**Exercise objective:** Below are records. Count every line containing the word "food" and give the number alone.

[Dataset entries]
..............................

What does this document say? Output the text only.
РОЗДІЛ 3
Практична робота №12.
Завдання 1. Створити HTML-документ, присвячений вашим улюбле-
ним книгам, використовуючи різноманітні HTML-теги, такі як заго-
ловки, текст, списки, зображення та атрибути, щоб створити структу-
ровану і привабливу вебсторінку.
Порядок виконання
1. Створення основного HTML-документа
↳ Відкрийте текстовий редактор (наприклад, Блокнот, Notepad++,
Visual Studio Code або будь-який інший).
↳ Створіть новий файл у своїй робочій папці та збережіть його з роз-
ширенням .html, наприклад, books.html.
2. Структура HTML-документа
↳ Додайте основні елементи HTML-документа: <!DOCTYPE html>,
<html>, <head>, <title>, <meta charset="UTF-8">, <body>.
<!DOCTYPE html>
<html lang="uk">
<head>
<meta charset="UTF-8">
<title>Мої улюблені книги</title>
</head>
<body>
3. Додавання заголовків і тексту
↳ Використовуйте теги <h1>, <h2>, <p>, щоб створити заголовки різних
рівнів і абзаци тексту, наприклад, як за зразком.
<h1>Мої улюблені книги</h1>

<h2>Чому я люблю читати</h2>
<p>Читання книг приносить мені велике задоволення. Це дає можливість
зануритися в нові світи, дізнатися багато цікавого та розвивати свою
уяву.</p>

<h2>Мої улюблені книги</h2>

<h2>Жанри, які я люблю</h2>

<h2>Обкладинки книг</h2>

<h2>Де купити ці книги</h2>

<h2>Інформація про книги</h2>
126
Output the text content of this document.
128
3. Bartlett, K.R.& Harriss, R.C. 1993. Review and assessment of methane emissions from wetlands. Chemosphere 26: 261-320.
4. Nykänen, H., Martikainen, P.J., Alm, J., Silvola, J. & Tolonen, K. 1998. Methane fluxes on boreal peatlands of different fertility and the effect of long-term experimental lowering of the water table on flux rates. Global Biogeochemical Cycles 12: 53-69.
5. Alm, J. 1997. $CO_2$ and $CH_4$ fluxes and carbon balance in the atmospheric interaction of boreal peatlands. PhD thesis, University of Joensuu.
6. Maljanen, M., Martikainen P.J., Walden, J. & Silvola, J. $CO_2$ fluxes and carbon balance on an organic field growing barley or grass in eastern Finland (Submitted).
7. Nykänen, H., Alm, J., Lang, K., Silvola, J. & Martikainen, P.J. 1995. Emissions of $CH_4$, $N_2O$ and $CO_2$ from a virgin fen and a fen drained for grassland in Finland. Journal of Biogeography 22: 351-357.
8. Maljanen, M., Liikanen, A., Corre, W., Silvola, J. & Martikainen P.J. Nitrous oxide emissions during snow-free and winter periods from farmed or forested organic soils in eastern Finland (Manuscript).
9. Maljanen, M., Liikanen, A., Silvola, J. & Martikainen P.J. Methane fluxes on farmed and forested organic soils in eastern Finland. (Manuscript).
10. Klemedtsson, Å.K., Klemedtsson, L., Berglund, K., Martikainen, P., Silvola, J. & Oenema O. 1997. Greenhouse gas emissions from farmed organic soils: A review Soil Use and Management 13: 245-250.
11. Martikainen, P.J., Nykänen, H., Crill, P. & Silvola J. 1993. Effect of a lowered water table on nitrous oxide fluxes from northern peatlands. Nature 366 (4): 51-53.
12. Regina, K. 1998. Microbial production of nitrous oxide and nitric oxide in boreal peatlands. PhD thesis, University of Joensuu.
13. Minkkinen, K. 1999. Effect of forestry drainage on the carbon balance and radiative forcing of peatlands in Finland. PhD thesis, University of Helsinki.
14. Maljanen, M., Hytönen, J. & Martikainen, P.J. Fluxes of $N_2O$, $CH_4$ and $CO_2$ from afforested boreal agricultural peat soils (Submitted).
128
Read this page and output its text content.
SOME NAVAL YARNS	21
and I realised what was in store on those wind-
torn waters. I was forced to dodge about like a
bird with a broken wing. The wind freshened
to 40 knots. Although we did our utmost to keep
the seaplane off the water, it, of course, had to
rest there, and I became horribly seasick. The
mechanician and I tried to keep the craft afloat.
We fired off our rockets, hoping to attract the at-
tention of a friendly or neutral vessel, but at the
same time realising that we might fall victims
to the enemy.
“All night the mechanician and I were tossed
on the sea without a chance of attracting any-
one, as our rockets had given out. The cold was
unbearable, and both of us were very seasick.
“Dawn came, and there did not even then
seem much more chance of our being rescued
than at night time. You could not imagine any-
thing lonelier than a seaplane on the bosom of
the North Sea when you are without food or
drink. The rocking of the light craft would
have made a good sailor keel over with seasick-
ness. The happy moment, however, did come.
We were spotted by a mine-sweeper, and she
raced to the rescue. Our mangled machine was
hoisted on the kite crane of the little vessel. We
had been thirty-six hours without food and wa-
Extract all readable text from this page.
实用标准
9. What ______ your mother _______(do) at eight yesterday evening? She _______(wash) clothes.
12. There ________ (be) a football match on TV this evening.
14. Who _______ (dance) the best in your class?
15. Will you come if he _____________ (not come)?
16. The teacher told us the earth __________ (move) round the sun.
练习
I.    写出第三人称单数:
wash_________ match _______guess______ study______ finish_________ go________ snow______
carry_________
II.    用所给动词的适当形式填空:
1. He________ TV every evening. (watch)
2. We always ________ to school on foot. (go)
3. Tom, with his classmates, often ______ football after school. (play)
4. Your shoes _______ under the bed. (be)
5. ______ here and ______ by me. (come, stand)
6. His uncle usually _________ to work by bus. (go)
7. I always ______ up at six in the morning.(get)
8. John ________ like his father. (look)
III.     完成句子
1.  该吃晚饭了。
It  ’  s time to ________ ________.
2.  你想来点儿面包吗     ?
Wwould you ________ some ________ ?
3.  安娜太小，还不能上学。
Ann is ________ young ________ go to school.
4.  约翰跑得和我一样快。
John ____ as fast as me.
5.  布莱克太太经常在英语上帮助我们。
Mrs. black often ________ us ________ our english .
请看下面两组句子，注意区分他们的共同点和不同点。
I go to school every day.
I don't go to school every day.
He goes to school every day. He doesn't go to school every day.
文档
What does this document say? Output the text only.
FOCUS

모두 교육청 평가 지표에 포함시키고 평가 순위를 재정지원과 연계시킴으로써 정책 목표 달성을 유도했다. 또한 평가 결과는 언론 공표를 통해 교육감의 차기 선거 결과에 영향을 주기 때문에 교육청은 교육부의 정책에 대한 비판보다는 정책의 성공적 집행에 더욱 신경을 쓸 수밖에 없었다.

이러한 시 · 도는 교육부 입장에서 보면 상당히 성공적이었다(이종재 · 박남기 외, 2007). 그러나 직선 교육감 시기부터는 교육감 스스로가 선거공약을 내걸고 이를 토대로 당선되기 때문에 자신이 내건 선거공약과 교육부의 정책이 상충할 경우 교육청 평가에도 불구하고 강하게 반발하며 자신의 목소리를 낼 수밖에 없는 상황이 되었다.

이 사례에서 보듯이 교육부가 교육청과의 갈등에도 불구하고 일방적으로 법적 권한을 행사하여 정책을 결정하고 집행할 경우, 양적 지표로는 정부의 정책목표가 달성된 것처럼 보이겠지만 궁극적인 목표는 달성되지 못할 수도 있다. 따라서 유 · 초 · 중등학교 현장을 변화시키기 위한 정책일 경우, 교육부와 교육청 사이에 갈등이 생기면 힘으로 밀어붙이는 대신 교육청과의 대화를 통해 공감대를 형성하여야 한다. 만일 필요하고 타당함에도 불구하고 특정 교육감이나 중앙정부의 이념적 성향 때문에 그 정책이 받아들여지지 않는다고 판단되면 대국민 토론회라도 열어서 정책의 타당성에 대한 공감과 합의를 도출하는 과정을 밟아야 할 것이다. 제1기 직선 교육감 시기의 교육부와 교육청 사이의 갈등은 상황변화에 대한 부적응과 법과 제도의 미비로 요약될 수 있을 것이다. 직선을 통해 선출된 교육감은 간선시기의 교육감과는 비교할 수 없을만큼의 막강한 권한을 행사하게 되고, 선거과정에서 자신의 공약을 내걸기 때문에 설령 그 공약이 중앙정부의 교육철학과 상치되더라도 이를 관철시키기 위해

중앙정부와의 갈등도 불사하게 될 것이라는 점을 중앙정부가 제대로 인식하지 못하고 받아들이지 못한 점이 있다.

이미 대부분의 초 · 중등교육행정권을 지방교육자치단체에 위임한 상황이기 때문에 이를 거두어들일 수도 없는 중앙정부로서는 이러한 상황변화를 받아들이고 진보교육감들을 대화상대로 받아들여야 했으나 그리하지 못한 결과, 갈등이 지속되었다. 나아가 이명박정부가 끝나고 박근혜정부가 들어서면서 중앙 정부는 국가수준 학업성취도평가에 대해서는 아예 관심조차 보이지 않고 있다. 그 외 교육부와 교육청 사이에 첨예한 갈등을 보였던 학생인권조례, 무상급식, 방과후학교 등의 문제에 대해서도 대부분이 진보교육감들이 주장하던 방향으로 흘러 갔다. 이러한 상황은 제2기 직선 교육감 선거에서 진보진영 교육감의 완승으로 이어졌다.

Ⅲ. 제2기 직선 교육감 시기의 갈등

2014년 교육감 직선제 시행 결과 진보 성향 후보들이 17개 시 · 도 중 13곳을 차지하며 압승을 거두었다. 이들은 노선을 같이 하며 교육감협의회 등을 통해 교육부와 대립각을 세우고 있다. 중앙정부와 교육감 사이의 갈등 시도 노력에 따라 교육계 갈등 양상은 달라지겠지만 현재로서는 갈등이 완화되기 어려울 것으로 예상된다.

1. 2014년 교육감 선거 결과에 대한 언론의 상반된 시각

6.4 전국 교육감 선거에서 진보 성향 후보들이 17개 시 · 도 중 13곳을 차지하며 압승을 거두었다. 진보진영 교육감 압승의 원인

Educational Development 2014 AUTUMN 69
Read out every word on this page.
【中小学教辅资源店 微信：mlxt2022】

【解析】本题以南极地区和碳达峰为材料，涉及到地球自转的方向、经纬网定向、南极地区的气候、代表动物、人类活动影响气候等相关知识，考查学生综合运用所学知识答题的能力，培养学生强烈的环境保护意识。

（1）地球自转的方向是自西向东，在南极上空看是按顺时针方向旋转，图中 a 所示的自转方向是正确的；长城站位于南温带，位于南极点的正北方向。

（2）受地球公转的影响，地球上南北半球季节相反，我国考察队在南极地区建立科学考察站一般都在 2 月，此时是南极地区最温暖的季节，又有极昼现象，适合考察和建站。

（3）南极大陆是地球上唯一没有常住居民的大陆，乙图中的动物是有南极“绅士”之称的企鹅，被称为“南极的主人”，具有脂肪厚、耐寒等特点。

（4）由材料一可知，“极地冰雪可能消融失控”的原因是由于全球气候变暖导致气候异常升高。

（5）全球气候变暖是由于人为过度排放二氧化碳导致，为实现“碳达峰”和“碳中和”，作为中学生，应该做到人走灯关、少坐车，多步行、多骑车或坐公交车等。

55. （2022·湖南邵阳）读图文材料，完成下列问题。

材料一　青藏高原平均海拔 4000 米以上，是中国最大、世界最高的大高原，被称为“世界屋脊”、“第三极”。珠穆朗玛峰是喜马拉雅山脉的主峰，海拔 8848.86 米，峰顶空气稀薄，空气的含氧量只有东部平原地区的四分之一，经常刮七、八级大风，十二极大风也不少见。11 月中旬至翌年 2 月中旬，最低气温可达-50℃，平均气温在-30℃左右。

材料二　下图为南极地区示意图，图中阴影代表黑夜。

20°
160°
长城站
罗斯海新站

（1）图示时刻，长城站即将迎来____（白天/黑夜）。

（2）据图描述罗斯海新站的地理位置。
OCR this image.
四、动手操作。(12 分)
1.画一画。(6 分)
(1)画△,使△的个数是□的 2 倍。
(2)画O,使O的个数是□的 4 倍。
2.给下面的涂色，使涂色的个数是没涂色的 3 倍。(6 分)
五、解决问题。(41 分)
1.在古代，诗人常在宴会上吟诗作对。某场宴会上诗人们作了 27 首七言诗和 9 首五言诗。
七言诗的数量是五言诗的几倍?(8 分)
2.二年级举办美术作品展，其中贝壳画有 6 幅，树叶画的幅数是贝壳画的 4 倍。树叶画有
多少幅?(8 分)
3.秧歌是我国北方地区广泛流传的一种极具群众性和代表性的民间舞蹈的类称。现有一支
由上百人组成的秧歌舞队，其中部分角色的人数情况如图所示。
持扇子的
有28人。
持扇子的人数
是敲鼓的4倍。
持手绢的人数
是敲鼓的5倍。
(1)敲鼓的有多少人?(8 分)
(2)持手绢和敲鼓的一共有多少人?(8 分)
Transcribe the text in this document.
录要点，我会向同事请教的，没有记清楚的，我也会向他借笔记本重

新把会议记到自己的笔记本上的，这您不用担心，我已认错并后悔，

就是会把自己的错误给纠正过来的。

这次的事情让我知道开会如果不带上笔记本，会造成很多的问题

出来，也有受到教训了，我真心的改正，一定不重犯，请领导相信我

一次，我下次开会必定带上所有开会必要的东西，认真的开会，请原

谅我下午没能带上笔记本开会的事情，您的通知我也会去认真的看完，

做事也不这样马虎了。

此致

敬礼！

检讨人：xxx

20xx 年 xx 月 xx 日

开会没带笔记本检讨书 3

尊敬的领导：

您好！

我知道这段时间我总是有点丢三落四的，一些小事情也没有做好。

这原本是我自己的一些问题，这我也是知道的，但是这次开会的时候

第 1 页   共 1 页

..............................

**Task output:** 2